+++ SELECTED EXCERPT +++
# The distance between the perihelion and aphelion of the sun is 10A.U. What is its orbital period in term of years?

Jan 31, 2016

The period will be 11.18 years.

#### Explanation:

The distance between perihelion and aphelion is twice the semi major axis distance. So the semi major axis $a = 5 A U$.

Kepler's third law relates the period $T$ to the semi-major axis by the formula ${T}^{2} = {a}^{3}$. So ${T}^{2} = {5}^{3} = 125$. Taking the square root gives $T = 11.18$ years.

Jan 31, 2016

As of now, AU = 149597871 km, nearly, and the distance referred is 2 AU. If AU becomes 5 AU, for the same orbital speed, the period might become 5 years.

#### Explanation:

Approximately, the period is

(circumference) /( average orbital speed )

= (2 pi AU km)/(29.78 km/s}

=31563169 s

= 365.3 d, nearly

= 1 year...

When AU becomes 5 AU, for the same orbital speed, period

becomes 5 years. This phenomenon is virtual.,

Theoretically, we can have infinite number of orbits for a = 5 AU.

The parameter eccentricity e of the orbit is arbitrary. Also, Jupiter

has a = 5.20 AU. Its period is 11.87 years. When the distance is in

AU units and time in Earth-year units,

the dimensional constant of proportionality

in Kepler's third law ( in the normalized form),

(Period in year unit )^2 = (Semi-major axis 1 AU )^3

= 1 (year.year)/(AU.AU.AU).

Indeed, this ( Orbit Period ) - (Mean Sun-Earth distance) near-

exactitude relation is quite handy for use.

By dimensional analysis, the period, of dimension T (time), can be

related to any distance a of dimension L, by including a constant of

proportionality. This is necessary, for dimensional homogeneity.. .
+++
== STATED GOAL A ==
Identify every line in the rows below that contains the string "close", and copy each of those lines.
+++ DATA IN THIS EXERCISE +++
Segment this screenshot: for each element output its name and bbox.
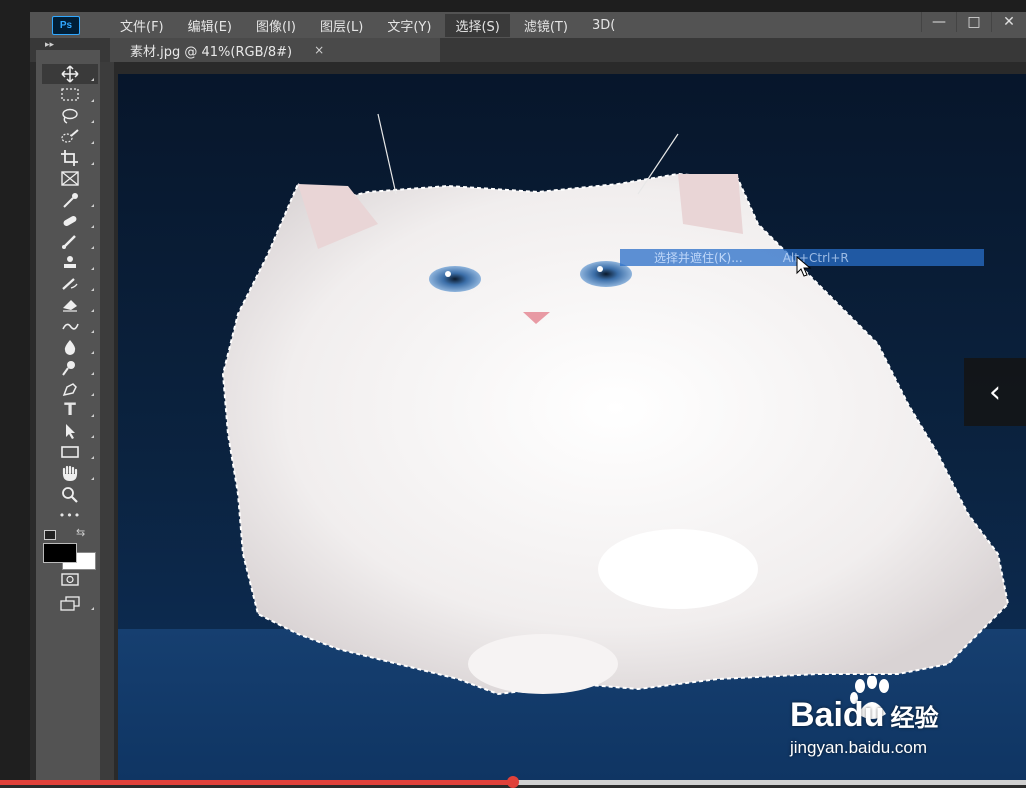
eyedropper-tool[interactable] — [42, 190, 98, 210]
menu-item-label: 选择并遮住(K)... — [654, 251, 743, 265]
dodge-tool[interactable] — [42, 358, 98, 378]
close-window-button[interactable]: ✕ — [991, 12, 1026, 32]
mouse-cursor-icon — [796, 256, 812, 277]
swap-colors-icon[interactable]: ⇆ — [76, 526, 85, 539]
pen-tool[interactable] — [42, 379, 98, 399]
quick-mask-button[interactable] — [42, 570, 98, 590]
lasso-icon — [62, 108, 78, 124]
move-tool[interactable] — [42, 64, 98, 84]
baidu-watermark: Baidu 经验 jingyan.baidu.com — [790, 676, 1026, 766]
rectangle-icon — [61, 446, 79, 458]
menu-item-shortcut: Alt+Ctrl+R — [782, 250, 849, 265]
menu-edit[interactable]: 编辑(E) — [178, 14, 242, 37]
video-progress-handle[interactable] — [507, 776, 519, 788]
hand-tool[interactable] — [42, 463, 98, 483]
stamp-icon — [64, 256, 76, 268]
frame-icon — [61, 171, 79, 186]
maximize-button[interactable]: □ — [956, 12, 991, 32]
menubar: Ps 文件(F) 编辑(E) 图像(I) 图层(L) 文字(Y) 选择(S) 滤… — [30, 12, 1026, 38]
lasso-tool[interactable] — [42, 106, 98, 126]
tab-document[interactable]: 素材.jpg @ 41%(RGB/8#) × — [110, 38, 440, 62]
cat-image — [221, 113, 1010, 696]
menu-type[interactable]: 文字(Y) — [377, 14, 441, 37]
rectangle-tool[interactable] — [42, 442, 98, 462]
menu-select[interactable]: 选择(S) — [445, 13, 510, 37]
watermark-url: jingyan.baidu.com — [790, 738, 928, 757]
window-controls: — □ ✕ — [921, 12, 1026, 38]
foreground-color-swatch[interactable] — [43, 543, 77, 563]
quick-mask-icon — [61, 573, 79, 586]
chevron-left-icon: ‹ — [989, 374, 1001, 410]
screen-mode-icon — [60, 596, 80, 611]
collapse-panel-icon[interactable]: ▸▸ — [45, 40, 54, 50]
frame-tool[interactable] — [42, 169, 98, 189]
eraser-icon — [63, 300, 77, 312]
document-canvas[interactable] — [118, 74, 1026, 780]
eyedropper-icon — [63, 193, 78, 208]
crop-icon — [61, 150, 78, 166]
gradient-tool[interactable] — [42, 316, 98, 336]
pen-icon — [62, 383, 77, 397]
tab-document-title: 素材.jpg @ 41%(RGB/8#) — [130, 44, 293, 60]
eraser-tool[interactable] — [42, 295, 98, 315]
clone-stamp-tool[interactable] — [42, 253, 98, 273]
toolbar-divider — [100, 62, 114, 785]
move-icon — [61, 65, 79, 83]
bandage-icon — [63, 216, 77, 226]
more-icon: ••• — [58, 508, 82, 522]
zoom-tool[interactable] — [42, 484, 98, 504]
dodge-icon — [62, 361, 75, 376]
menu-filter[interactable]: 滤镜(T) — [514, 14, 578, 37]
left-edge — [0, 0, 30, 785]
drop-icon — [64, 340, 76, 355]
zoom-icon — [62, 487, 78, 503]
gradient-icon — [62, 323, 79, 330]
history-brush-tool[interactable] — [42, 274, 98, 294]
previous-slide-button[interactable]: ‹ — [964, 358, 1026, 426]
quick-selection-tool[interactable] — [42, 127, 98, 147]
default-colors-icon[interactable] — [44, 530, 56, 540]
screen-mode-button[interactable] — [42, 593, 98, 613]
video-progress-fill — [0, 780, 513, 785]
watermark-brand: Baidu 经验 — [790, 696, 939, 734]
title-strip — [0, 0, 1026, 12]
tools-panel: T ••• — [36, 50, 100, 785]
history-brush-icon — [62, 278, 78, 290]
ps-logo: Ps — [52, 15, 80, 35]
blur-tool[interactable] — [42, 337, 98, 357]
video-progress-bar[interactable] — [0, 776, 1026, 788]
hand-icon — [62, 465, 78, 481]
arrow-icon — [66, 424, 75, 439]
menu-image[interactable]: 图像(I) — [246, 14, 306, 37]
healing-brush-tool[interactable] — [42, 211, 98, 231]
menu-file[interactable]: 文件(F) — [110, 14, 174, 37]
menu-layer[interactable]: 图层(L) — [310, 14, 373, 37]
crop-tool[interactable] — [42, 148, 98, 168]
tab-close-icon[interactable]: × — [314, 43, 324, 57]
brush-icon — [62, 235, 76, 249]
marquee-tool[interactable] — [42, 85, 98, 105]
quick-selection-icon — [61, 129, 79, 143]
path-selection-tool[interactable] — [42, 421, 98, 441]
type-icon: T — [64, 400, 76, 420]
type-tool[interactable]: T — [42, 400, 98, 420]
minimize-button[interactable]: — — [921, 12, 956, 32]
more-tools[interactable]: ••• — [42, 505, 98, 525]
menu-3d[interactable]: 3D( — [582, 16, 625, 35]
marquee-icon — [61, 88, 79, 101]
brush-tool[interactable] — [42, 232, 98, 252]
+++
== STATED GOAL B ==
List each orbital period in years that the orbital-period thread above gives, naming each distinct value once.

== FULL ANSWER A ==
close-window-button[interactable]: ✕ — [991, 12, 1026, 32]
tab-close-icon[interactable]: × — [314, 43, 324, 57]

== FULL ANSWER B ==
11.18 years
5 years
1 year
11.87 years